:: GIVEN EXERCISE ::
Will you write out the data exactly, excluding every picture?

Dataset rows about figures:

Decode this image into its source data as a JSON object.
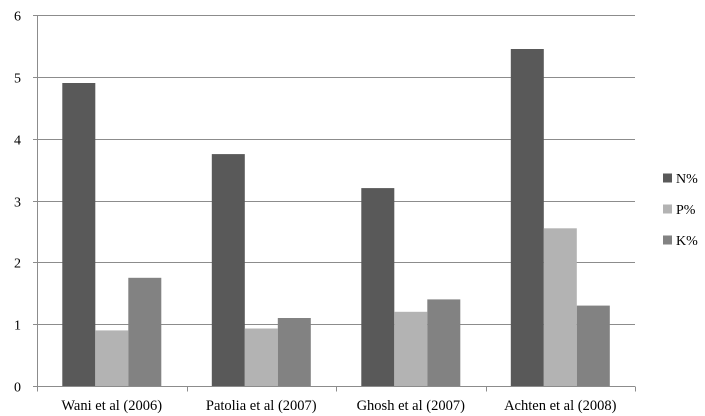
{
  "chart_data": {
    "type": "bar",
    "title": "",
    "xlabel": "",
    "ylabel": "",
    "ylim": [
      0,
      6
    ],
    "yticks": [
      0,
      1,
      2,
      3,
      4,
      5,
      6
    ],
    "grid": true,
    "legend_position": "right",
    "categories": [
      "Wani et al (2006)",
      "Patolia et al (2007)",
      "Ghosh et al (2007)",
      "Achten et al (2008)"
    ],
    "series": [
      {
        "name": "N%",
        "color": "#595959",
        "values": [
          4.9,
          3.75,
          3.2,
          5.45
        ]
      },
      {
        "name": "P%",
        "color": "#b3b3b3",
        "values": [
          0.9,
          0.93,
          1.2,
          2.55
        ]
      },
      {
        "name": "K%",
        "color": "#828282",
        "values": [
          1.75,
          1.1,
          1.4,
          1.3
        ]
      }
    ]
  }
}
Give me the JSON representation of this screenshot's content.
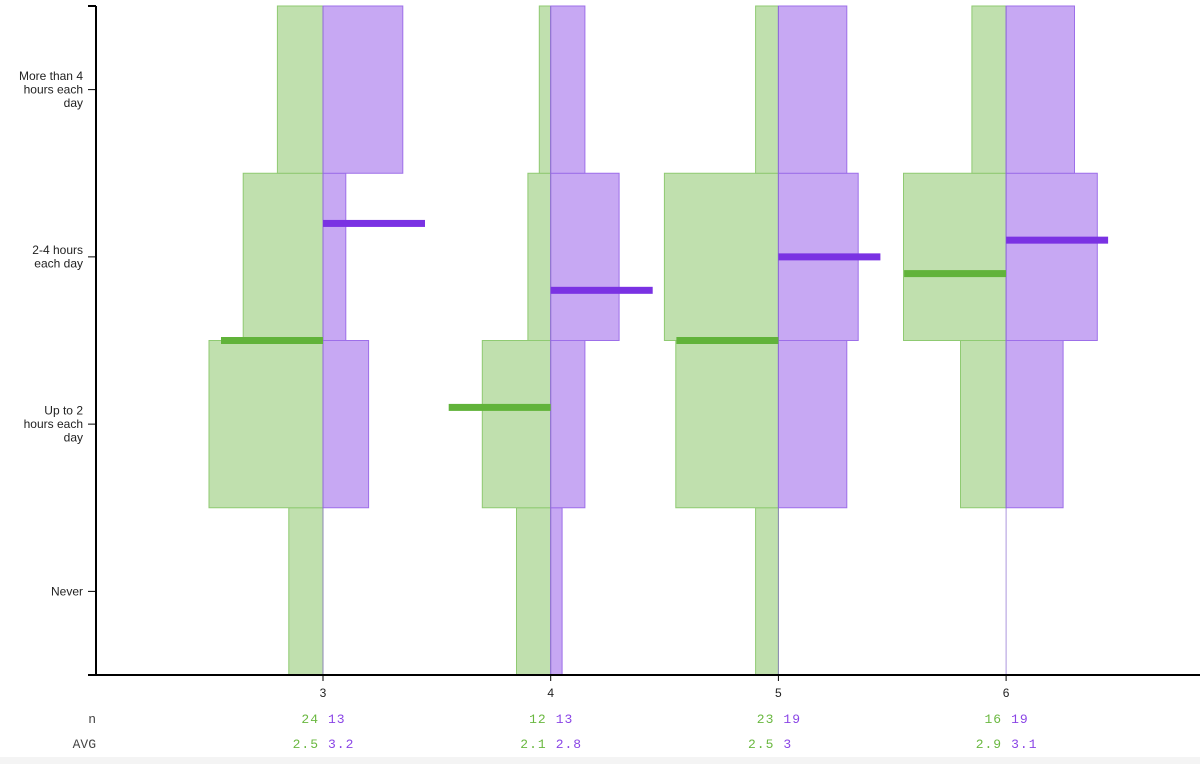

:: EXERCISE ANSWER ::
Decode this image into its source data as a JSON object.
{
  "chart_data": {
    "type": "bar",
    "title": "",
    "xlabel": "",
    "ylabel": "",
    "ylim": [
      0,
      6
    ],
    "yticks": [
      0,
      1,
      2,
      3,
      4,
      5,
      6
    ],
    "grid": true,
    "legend_position": "right",
    "categories": [
      "Wani et al (2006)",
      "Patolia et al (2007)",
      "Ghosh et al (2007)",
      "Achten et al (2008)"
    ],
    "series": [
      {
        "name": "N%",
        "color": "#595959",
        "values": [
          4.9,
          3.75,
          3.2,
          5.45
        ]
      },
      {
        "name": "P%",
        "color": "#b3b3b3",
        "values": [
          0.9,
          0.93,
          1.2,
          2.55
        ]
      },
      {
        "name": "K%",
        "color": "#828282",
        "values": [
          1.75,
          1.1,
          1.4,
          1.3
        ]
      }
    ]
  }
}
Give me the JSON representation of this screenshot's content.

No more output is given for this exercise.